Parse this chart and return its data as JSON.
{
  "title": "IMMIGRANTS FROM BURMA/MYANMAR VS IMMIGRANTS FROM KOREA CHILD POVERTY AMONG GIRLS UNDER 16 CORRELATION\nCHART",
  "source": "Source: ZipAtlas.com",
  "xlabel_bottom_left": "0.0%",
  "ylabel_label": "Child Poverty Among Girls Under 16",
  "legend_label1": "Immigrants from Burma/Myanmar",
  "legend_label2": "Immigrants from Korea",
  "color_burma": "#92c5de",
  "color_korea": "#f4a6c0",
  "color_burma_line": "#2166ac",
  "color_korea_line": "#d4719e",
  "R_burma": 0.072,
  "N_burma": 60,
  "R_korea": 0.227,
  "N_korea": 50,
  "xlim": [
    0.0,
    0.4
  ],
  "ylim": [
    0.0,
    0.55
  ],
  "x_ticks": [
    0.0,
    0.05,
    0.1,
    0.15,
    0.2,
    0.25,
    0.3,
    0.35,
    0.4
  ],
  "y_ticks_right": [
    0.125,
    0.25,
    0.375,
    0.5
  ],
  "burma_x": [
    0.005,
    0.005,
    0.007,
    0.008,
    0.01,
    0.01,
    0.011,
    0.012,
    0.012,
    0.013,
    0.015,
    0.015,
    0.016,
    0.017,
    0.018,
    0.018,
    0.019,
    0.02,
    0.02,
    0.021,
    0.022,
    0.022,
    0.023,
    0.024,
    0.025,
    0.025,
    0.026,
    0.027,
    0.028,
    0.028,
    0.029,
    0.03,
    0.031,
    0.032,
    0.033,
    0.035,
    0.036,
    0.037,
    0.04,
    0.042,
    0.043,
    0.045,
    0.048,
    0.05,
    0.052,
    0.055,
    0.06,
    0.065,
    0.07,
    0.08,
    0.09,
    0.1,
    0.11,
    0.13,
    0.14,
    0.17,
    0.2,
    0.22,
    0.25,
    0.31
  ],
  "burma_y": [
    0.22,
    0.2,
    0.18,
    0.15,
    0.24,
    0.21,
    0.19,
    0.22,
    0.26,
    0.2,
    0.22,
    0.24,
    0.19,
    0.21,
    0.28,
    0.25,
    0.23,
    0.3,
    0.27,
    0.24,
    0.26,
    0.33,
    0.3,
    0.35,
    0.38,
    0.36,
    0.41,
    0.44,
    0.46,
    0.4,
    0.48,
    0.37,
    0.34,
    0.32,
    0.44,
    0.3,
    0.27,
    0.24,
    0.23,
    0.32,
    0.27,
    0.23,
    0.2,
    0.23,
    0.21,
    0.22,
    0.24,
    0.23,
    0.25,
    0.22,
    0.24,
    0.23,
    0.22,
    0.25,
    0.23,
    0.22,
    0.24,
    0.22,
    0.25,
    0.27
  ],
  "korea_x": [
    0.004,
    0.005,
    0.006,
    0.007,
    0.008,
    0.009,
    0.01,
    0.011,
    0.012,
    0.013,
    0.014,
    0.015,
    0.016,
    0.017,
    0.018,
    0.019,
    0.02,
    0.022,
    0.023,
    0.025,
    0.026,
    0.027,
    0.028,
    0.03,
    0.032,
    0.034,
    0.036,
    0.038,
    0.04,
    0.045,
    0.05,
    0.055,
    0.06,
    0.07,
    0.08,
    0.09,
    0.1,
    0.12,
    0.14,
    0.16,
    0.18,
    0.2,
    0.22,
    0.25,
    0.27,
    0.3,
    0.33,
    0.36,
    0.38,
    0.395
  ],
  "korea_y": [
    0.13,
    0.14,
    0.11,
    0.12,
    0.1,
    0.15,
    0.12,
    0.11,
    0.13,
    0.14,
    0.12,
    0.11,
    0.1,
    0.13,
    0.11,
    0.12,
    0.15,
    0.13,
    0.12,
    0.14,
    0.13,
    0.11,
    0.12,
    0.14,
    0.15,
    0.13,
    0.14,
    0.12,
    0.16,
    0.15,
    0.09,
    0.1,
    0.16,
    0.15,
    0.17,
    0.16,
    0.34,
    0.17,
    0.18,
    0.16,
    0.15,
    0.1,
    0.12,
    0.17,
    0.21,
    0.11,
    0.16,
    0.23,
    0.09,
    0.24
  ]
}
■ ■ ■ ■
REQUIREMENT - Repeat the data above exactly.

THE RESPONSE -
Parse this chart and return its data as JSON.
{
  "title": "IMMIGRANTS FROM BURMA/MYANMAR VS IMMIGRANTS FROM KOREA CHILD POVERTY AMONG GIRLS UNDER 16 CORRELATION\nCHART",
  "source": "Source: ZipAtlas.com",
  "xlabel_bottom_left": "0.0%",
  "ylabel_label": "Child Poverty Among Girls Under 16",
  "legend_label1": "Immigrants from Burma/Myanmar",
  "legend_label2": "Immigrants from Korea",
  "color_burma": "#92c5de",
  "color_korea": "#f4a6c0",
  "color_burma_line": "#2166ac",
  "color_korea_line": "#d4719e",
  "R_burma": 0.072,
  "N_burma": 60,
  "R_korea": 0.227,
  "N_korea": 50,
  "xlim": [
    0.0,
    0.4
  ],
  "ylim": [
    0.0,
    0.55
  ],
  "x_ticks": [
    0.0,
    0.05,
    0.1,
    0.15,
    0.2,
    0.25,
    0.3,
    0.35,
    0.4
  ],
  "y_ticks_right": [
    0.125,
    0.25,
    0.375,
    0.5
  ],
  "burma_x": [
    0.005,
    0.005,
    0.007,
    0.008,
    0.01,
    0.01,
    0.011,
    0.012,
    0.012,
    0.013,
    0.015,
    0.015,
    0.016,
    0.017,
    0.018,
    0.018,
    0.019,
    0.02,
    0.02,
    0.021,
    0.022,
    0.022,
    0.023,
    0.024,
    0.025,
    0.025,
    0.026,
    0.027,
    0.028,
    0.028,
    0.029,
    0.03,
    0.031,
    0.032,
    0.033,
    0.035,
    0.036,
    0.037,
    0.04,
    0.042,
    0.043,
    0.045,
    0.048,
    0.05,
    0.052,
    0.055,
    0.06,
    0.065,
    0.07,
    0.08,
    0.09,
    0.1,
    0.11,
    0.13,
    0.14,
    0.17,
    0.2,
    0.22,
    0.25,
    0.31
  ],
  "burma_y": [
    0.22,
    0.2,
    0.18,
    0.15,
    0.24,
    0.21,
    0.19,
    0.22,
    0.26,
    0.2,
    0.22,
    0.24,
    0.19,
    0.21,
    0.28,
    0.25,
    0.23,
    0.3,
    0.27,
    0.24,
    0.26,
    0.33,
    0.3,
    0.35,
    0.38,
    0.36,
    0.41,
    0.44,
    0.46,
    0.4,
    0.48,
    0.37,
    0.34,
    0.32,
    0.44,
    0.3,
    0.27,
    0.24,
    0.23,
    0.32,
    0.27,
    0.23,
    0.2,
    0.23,
    0.21,
    0.22,
    0.24,
    0.23,
    0.25,
    0.22,
    0.24,
    0.23,
    0.22,
    0.25,
    0.23,
    0.22,
    0.24,
    0.22,
    0.25,
    0.27
  ],
  "korea_x": [
    0.004,
    0.005,
    0.006,
    0.007,
    0.008,
    0.009,
    0.01,
    0.011,
    0.012,
    0.013,
    0.014,
    0.015,
    0.016,
    0.017,
    0.018,
    0.019,
    0.02,
    0.022,
    0.023,
    0.025,
    0.026,
    0.027,
    0.028,
    0.03,
    0.032,
    0.034,
    0.036,
    0.038,
    0.04,
    0.045,
    0.05,
    0.055,
    0.06,
    0.07,
    0.08,
    0.09,
    0.1,
    0.12,
    0.14,
    0.16,
    0.18,
    0.2,
    0.22,
    0.25,
    0.27,
    0.3,
    0.33,
    0.36,
    0.38,
    0.395
  ],
  "korea_y": [
    0.13,
    0.14,
    0.11,
    0.12,
    0.1,
    0.15,
    0.12,
    0.11,
    0.13,
    0.14,
    0.12,
    0.11,
    0.1,
    0.13,
    0.11,
    0.12,
    0.15,
    0.13,
    0.12,
    0.14,
    0.13,
    0.11,
    0.12,
    0.14,
    0.15,
    0.13,
    0.14,
    0.12,
    0.16,
    0.15,
    0.09,
    0.1,
    0.16,
    0.15,
    0.17,
    0.16,
    0.34,
    0.17,
    0.18,
    0.16,
    0.15,
    0.1,
    0.12,
    0.17,
    0.21,
    0.11,
    0.16,
    0.23,
    0.09,
    0.24
  ]
}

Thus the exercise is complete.